##### DATA PROVIDED #####

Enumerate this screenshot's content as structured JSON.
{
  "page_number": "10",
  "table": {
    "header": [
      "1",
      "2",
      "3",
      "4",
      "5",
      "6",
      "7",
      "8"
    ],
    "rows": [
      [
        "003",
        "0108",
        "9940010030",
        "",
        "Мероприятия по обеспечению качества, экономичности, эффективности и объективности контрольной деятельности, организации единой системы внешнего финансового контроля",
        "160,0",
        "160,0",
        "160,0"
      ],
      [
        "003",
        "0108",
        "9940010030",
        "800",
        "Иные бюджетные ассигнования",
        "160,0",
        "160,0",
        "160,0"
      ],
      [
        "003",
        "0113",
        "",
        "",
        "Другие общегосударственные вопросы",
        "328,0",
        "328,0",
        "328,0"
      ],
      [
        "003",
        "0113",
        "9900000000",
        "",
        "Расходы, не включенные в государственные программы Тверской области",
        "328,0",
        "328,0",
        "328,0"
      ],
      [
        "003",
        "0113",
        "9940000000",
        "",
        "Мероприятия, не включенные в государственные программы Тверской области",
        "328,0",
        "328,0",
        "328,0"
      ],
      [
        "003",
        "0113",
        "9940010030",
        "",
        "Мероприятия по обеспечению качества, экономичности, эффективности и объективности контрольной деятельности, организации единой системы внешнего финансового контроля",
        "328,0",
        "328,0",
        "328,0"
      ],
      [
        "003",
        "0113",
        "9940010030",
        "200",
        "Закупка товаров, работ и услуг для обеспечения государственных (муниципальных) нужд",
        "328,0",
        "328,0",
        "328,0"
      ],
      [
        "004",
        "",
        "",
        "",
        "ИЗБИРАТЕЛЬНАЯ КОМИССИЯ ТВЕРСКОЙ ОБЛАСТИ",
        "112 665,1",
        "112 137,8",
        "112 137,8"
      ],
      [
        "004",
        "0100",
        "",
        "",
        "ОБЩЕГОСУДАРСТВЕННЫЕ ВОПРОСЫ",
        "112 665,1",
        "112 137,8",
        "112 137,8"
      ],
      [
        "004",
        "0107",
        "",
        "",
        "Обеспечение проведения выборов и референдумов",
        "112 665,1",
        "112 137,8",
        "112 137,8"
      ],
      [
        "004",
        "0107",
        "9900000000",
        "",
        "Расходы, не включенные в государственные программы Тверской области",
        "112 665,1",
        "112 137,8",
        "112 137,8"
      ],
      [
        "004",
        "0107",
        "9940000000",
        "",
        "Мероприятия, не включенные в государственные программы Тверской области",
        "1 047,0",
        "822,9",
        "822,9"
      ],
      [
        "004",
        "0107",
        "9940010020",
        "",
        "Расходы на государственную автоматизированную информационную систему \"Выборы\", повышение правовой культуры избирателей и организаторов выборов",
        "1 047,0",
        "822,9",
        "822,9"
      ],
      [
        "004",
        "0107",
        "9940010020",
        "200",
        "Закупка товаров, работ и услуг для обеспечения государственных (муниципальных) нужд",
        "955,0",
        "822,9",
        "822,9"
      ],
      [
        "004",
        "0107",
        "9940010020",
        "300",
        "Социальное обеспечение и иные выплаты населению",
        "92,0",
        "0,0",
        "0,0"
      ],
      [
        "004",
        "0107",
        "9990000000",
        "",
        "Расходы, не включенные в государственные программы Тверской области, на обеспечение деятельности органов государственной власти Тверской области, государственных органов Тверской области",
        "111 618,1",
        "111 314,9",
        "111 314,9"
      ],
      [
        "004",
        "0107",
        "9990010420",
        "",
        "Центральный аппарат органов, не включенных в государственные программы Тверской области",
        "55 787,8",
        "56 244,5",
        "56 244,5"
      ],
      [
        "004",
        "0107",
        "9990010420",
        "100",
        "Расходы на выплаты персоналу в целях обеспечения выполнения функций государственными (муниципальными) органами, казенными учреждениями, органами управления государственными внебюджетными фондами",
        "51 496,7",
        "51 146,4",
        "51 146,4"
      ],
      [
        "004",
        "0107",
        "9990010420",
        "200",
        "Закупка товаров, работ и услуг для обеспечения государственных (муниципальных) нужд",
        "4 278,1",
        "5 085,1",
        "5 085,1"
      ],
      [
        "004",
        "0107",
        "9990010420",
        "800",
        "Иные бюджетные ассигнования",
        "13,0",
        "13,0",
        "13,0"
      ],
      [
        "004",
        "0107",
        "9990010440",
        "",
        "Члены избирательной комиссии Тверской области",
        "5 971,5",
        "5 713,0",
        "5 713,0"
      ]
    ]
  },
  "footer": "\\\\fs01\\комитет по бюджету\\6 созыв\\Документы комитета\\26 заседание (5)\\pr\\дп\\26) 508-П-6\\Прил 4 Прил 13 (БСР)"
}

#####

SHORT TASK –
All of the entries should be written out again exactly.

EXERCISE OUTPUT –
Enumerate this screenshot's content as structured JSON.
{
  "page_number": "10",
  "table": {
    "header": [
      "1",
      "2",
      "3",
      "4",
      "5",
      "6",
      "7",
      "8"
    ],
    "rows": [
      [
        "003",
        "0108",
        "9940010030",
        "",
        "Мероприятия по обеспечению качества, экономичности, эффективности и объективности контрольной деятельности, организации единой системы внешнего финансового контроля",
        "160,0",
        "160,0",
        "160,0"
      ],
      [
        "003",
        "0108",
        "9940010030",
        "800",
        "Иные бюджетные ассигнования",
        "160,0",
        "160,0",
        "160,0"
      ],
      [
        "003",
        "0113",
        "",
        "",
        "Другие общегосударственные вопросы",
        "328,0",
        "328,0",
        "328,0"
      ],
      [
        "003",
        "0113",
        "9900000000",
        "",
        "Расходы, не включенные в государственные программы Тверской области",
        "328,0",
        "328,0",
        "328,0"
      ],
      [
        "003",
        "0113",
        "9940000000",
        "",
        "Мероприятия, не включенные в государственные программы Тверской области",
        "328,0",
        "328,0",
        "328,0"
      ],
      [
        "003",
        "0113",
        "9940010030",
        "",
        "Мероприятия по обеспечению качества, экономичности, эффективности и объективности контрольной деятельности, организации единой системы внешнего финансового контроля",
        "328,0",
        "328,0",
        "328,0"
      ],
      [
        "003",
        "0113",
        "9940010030",
        "200",
        "Закупка товаров, работ и услуг для обеспечения государственных (муниципальных) нужд",
        "328,0",
        "328,0",
        "328,0"
      ],
      [
        "004",
        "",
        "",
        "",
        "ИЗБИРАТЕЛЬНАЯ КОМИССИЯ ТВЕРСКОЙ ОБЛАСТИ",
        "112 665,1",
        "112 137,8",
        "112 137,8"
      ],
      [
        "004",
        "0100",
        "",
        "",
        "ОБЩЕГОСУДАРСТВЕННЫЕ ВОПРОСЫ",
        "112 665,1",
        "112 137,8",
        "112 137,8"
      ],
      [
        "004",
        "0107",
        "",
        "",
        "Обеспечение проведения выборов и референдумов",
        "112 665,1",
        "112 137,8",
        "112 137,8"
      ],
      [
        "004",
        "0107",
        "9900000000",
        "",
        "Расходы, не включенные в государственные программы Тверской области",
        "112 665,1",
        "112 137,8",
        "112 137,8"
      ],
      [
        "004",
        "0107",
        "9940000000",
        "",
        "Мероприятия, не включенные в государственные программы Тверской области",
        "1 047,0",
        "822,9",
        "822,9"
      ],
      [
        "004",
        "0107",
        "9940010020",
        "",
        "Расходы на государственную автоматизированную информационную систему \"Выборы\", повышение правовой культуры избирателей и организаторов выборов",
        "1 047,0",
        "822,9",
        "822,9"
      ],
      [
        "004",
        "0107",
        "9940010020",
        "200",
        "Закупка товаров, работ и услуг для обеспечения государственных (муниципальных) нужд",
        "955,0",
        "822,9",
        "822,9"
      ],
      [
        "004",
        "0107",
        "9940010020",
        "300",
        "Социальное обеспечение и иные выплаты населению",
        "92,0",
        "0,0",
        "0,0"
      ],
      [
        "004",
        "0107",
        "9990000000",
        "",
        "Расходы, не включенные в государственные программы Тверской области, на обеспечение деятельности органов государственной власти Тверской области, государственных органов Тверской области",
        "111 618,1",
        "111 314,9",
        "111 314,9"
      ],
      [
        "004",
        "0107",
        "9990010420",
        "",
        "Центральный аппарат органов, не включенных в государственные программы Тверской области",
        "55 787,8",
        "56 244,5",
        "56 244,5"
      ],
      [
        "004",
        "0107",
        "9990010420",
        "100",
        "Расходы на выплаты персоналу в целях обеспечения выполнения функций государственными (муниципальными) органами, казенными учреждениями, органами управления государственными внебюджетными фондами",
        "51 496,7",
        "51 146,4",
        "51 146,4"
      ],
      [
        "004",
        "0107",
        "9990010420",
        "200",
        "Закупка товаров, работ и услуг для обеспечения государственных (муниципальных) нужд",
        "4 278,1",
        "5 085,1",
        "5 085,1"
      ],
      [
        "004",
        "0107",
        "9990010420",
        "800",
        "Иные бюджетные ассигнования",
        "13,0",
        "13,0",
        "13,0"
      ],
      [
        "004",
        "0107",
        "9990010440",
        "",
        "Члены избирательной комиссии Тверской области",
        "5 971,5",
        "5 713,0",
        "5 713,0"
      ]
    ]
  },
  "footer": "\\\\fs01\\комитет по бюджету\\6 созыв\\Документы комитета\\26 заседание (5)\\pr\\дп\\26) 508-П-6\\Прил 4 Прил 13 (БСР)"
}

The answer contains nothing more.